[Problem to solve] Find the string "lines" and gather every line that holds it.

BEGIN Available data

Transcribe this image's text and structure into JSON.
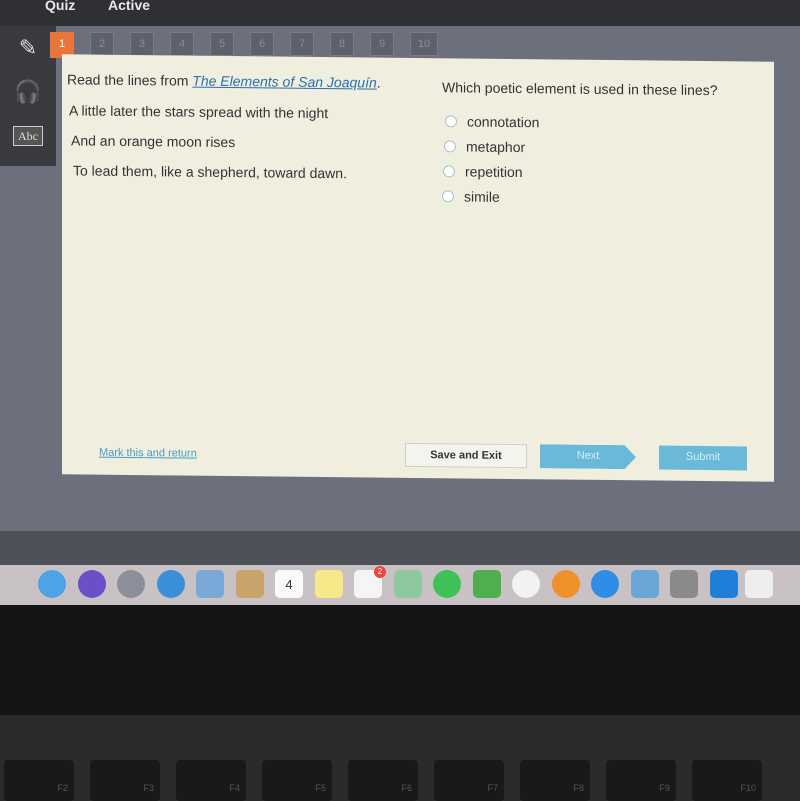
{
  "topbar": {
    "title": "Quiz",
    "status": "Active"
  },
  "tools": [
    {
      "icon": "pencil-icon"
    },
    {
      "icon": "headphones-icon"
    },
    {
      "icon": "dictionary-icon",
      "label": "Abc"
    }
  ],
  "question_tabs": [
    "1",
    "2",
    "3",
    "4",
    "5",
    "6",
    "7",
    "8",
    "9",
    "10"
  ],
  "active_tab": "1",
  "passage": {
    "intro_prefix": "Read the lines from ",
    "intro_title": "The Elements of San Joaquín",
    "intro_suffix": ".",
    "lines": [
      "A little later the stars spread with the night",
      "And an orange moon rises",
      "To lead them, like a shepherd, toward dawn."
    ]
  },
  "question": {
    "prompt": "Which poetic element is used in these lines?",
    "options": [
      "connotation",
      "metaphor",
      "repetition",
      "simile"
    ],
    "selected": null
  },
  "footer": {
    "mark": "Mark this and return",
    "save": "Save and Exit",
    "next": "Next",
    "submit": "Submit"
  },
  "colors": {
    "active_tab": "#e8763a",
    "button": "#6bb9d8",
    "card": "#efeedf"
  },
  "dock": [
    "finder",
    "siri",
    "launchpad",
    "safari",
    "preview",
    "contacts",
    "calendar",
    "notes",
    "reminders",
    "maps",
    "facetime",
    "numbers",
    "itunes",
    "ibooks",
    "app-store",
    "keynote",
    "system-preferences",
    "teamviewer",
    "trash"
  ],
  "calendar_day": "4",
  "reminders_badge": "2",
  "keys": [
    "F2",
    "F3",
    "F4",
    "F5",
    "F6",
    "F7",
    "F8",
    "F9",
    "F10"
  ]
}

END Available data

[Correct result]
    "intro_prefix": "Read the lines from ",
    "lines": [
    "prompt": "Which poetic element is used in these lines?",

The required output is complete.